* _Texte de la page_
....................
Zemmour est un auteur, un journaliste qui a une longue carrière brillante, mais en politique c’est un débutant qui n’a jamais été élu. Il ne peut se prévaloir de cette jeunesse séduisante, ce dynamisme publicitaire incarné par le « beau » Macron. C’est une erreur de casting d’avoir choisi comme « homme nouveau » un sexagénaire, si talentueux soit-il. Son âge fait de sa candidature présidentielle un « coup médiatique » unique, sans lendemain.

Reconquête pourra-t-il se faire une place durable dans la vie politique française sans son leader ? Aujourd’hui ce qui fait la différence pour l’électeur c’est le charisme, l’éloquence. Le programme n’est pas le plus important pour lui, qui souvent ne le connaît pas, ou mal. Recruter, former plusieurs jeunes cadres talentueux parmi lesquels un futur leader charismatique est essentiel pour assurer l’avenir de Reconquête et lui permettre de défendre les idées patriotes. Elles connaissent un regain d’intérêt après des décennies de gouvernance supra-nationale inefficace, bureaucratique, de moins en moins démocratique

L’avancée Zemmour

Pour les patriotes

Notre constat est sévère, mais nécessaire, car nos adversaires (les mondialistes et leurs medias) exploiteront toutes nos erreurs, nos faiblesses, pour empêcher les patriotes de parvenir au pouvoir.

Ces réserves posées, reconnaissons que Zemmour a été très utile en mettant au centre des débats médiatiques une question dérangeante, l’immigration massive incontrôlée, face à laquelle les hommes politiques paraissent impuissants, aveugles ou complices, et qui inquiète les Français.
....................
Un bloc de données
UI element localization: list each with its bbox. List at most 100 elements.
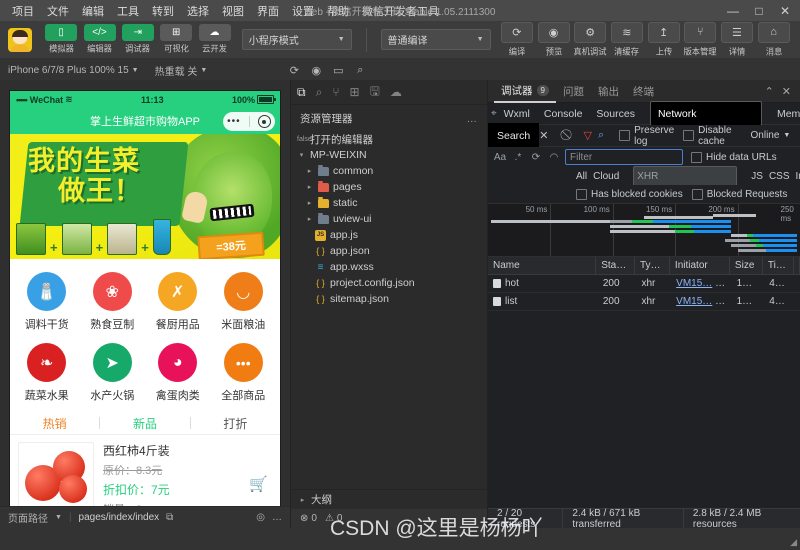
- menu-item-file[interactable]: 文件: [41, 1, 75, 21]
- blocked-requests-checkbox[interactable]: Blocked Requests: [691, 188, 787, 200]
- close-button[interactable]: ✕: [772, 0, 798, 21]
- column-waterfall[interactable]: Waterfall ▲: [794, 257, 800, 274]
- menu-item-devtools[interactable]: 微信开发者工具: [356, 1, 445, 21]
- toolbar-preview[interactable]: ◉ 预览: [535, 21, 572, 58]
- request-initiator[interactable]: VM15…: [676, 296, 712, 307]
- table-row[interactable]: list 200 xhr VM15… … 1… 4…: [488, 293, 800, 311]
- close-capsule-icon[interactable]: [257, 115, 271, 128]
- tree-item-common[interactable]: ▸ common: [291, 163, 487, 179]
- search-icon[interactable]: ⌕: [316, 85, 323, 100]
- search-icon[interactable]: ⌕: [598, 129, 604, 142]
- more-icon[interactable]: …: [467, 113, 479, 125]
- tab-console[interactable]: Console: [537, 106, 590, 122]
- search-close-icon[interactable]: ✕: [539, 129, 548, 142]
- tab-memory[interactable]: Memory: [770, 106, 800, 122]
- tree-item-app-wxss[interactable]: ≡ app.wxss: [291, 259, 487, 275]
- menu-item-project[interactable]: 项目: [6, 1, 40, 21]
- refresh-icon[interactable]: ⟳: [527, 152, 545, 163]
- category-item[interactable]: ❧ 蔬菜水果: [14, 339, 80, 410]
- minimize-button[interactable]: —: [720, 0, 746, 21]
- tree-item-uview-ui[interactable]: ▸ uview-ui: [291, 211, 487, 227]
- type-filter-all[interactable]: All: [576, 171, 587, 182]
- eye-icon[interactable]: ◎: [256, 512, 265, 523]
- tree-item-pages[interactable]: ▸ pages: [291, 179, 487, 195]
- tab-terminal[interactable]: 终端: [626, 80, 661, 102]
- category-item[interactable]: ◡ 米面粮油: [211, 268, 277, 339]
- toolbar-clearcache[interactable]: ≋ 清缓存: [609, 21, 646, 58]
- has-blocked-cookies-checkbox[interactable]: Has blocked cookies: [576, 188, 683, 200]
- tab-hot[interactable]: 热销: [10, 415, 99, 432]
- menu-item-edit[interactable]: 编辑: [76, 1, 110, 21]
- resize-grip-icon[interactable]: ◢: [790, 537, 797, 548]
- save-icon[interactable]: 🖫: [370, 82, 380, 103]
- tab-debugger[interactable]: 调试器 9: [494, 79, 556, 103]
- regex-icon[interactable]: .*: [509, 152, 527, 163]
- tab-discount[interactable]: 打折: [191, 415, 280, 432]
- toolbar-version[interactable]: ⑂ 版本管理: [682, 21, 719, 58]
- type-filter-js[interactable]: JS: [751, 171, 763, 182]
- cloud-icon[interactable]: ☁: [390, 85, 402, 99]
- menu-item-view[interactable]: 视图: [216, 1, 250, 21]
- preserve-log-checkbox[interactable]: Preserve log: [619, 125, 674, 147]
- menu-item-goto[interactable]: 转到: [146, 1, 180, 21]
- tab-new[interactable]: 新品: [100, 415, 189, 432]
- record-icon[interactable]: ◉: [305, 61, 327, 79]
- toolbar-realdevice[interactable]: ⚙ 真机调试: [572, 21, 609, 58]
- search-tab[interactable]: Search: [488, 123, 540, 148]
- category-item[interactable]: ❀ 熟食豆制: [80, 268, 146, 339]
- wechat-capsule[interactable]: •••: [223, 112, 275, 131]
- compile-select[interactable]: 普通编译 ▼: [380, 29, 491, 50]
- tab-wxml[interactable]: Wxml: [497, 106, 537, 122]
- menu-item-select[interactable]: 选择: [181, 1, 215, 21]
- category-item[interactable]: ➤ 水产火锅: [80, 339, 146, 410]
- column-status[interactable]: Sta…: [596, 257, 635, 274]
- type-filter-cloud[interactable]: Cloud: [593, 171, 619, 182]
- throttle-select[interactable]: Online ▼: [751, 130, 791, 141]
- match-case-icon[interactable]: Aa: [491, 152, 509, 163]
- more-icon[interactable]: •••: [227, 116, 241, 127]
- menu-item-settings[interactable]: 设置: [286, 1, 320, 21]
- network-overview[interactable]: 50 ms 100 ms 150 ms 200 ms 250 ms: [488, 204, 800, 257]
- outline-section[interactable]: ▸ 大纲: [291, 490, 487, 509]
- page-path-label[interactable]: 页面路径: [8, 510, 48, 525]
- tree-item-app-js[interactable]: JS app.js: [291, 227, 487, 243]
- tree-item-sitemap[interactable]: { } sitemap.json: [291, 291, 487, 307]
- close-icon[interactable]: ✕: [782, 85, 791, 98]
- tab-problems[interactable]: 问题: [556, 80, 591, 102]
- filter-icon[interactable]: ▽: [584, 129, 592, 142]
- column-name[interactable]: Name: [488, 257, 597, 274]
- toolbar-debugger[interactable]: ⇥ 调试器: [119, 24, 157, 55]
- collapse-icon[interactable]: ⌃: [765, 85, 774, 98]
- toolbar-compile[interactable]: ⟳ 编译: [499, 21, 536, 58]
- toolbar-visual[interactable]: ⊞ 可视化: [157, 24, 195, 55]
- column-size[interactable]: Size: [730, 257, 763, 274]
- type-filter-img[interactable]: Img: [796, 171, 800, 182]
- category-item[interactable]: ••• 全部商品: [211, 339, 277, 410]
- type-filter-xhr[interactable]: XHR: [633, 165, 738, 187]
- disable-cache-checkbox[interactable]: Disable cache: [683, 125, 732, 147]
- menu-item-tools[interactable]: 工具: [111, 1, 145, 21]
- maximize-button[interactable]: □: [746, 0, 772, 21]
- mode-select[interactable]: 小程序模式 ▼: [241, 29, 352, 50]
- menu-item-interface[interactable]: 界面: [251, 1, 285, 21]
- menu-item-help[interactable]: 帮助: [321, 1, 355, 21]
- column-time[interactable]: Ti…: [763, 257, 794, 274]
- explorer-section-project[interactable]: ▾ MP-WEIXIN: [291, 147, 487, 163]
- inspect-icon[interactable]: ⌖: [491, 105, 497, 123]
- cart-icon[interactable]: 🛒: [249, 475, 268, 493]
- history-icon[interactable]: ◠: [545, 152, 563, 163]
- tree-item-project-config[interactable]: { } project.config.json: [291, 275, 487, 291]
- extensions-icon[interactable]: ⊞: [350, 85, 360, 99]
- toolbar-detail[interactable]: ☰ 详情: [719, 21, 756, 58]
- tree-item-app-json[interactable]: { } app.json: [291, 243, 487, 259]
- column-type[interactable]: Ty…: [635, 257, 670, 274]
- promo-banner[interactable]: 我的生菜 做王！ =38元 + + +: [10, 134, 280, 259]
- toolbar-simulator[interactable]: ▯ 模拟器: [42, 24, 80, 55]
- category-item[interactable]: 🧂 调料干货: [14, 268, 80, 339]
- device-select[interactable]: iPhone 6/7/8 Plus 100% 15 ▼: [8, 65, 139, 76]
- type-filter-css[interactable]: CSS: [769, 171, 790, 182]
- toolbar-upload[interactable]: ↥ 上传: [645, 21, 682, 58]
- toolbar-editor[interactable]: </> 编辑器: [80, 24, 118, 55]
- refresh-icon[interactable]: ⟳: [283, 61, 305, 79]
- hotreload-select[interactable]: 热重载 关 ▼: [155, 63, 208, 78]
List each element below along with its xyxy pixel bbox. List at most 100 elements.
....................
* _Consigne_
Réécrivez en liste plus courte, s'il vous plaît, le paragraphe du texte de la page qui commence par « Zemmour est un auteur », en conservant ses faits principaux.

* _Réponse_
- Zemmour : auteur et journaliste à la longue carrière brillante, mais débutant en politique, jamais élu.
- Il ne peut se prévaloir de la jeunesse séduisante ni du dynamisme publicitaire incarnés par le « beau » Macron.
- Avoir choisi un sexagénaire, même talentueux, comme « homme nouveau » est une erreur de casting.
- Son âge fait de sa candidature présidentielle un « coup médiatique » unique, sans lendemain.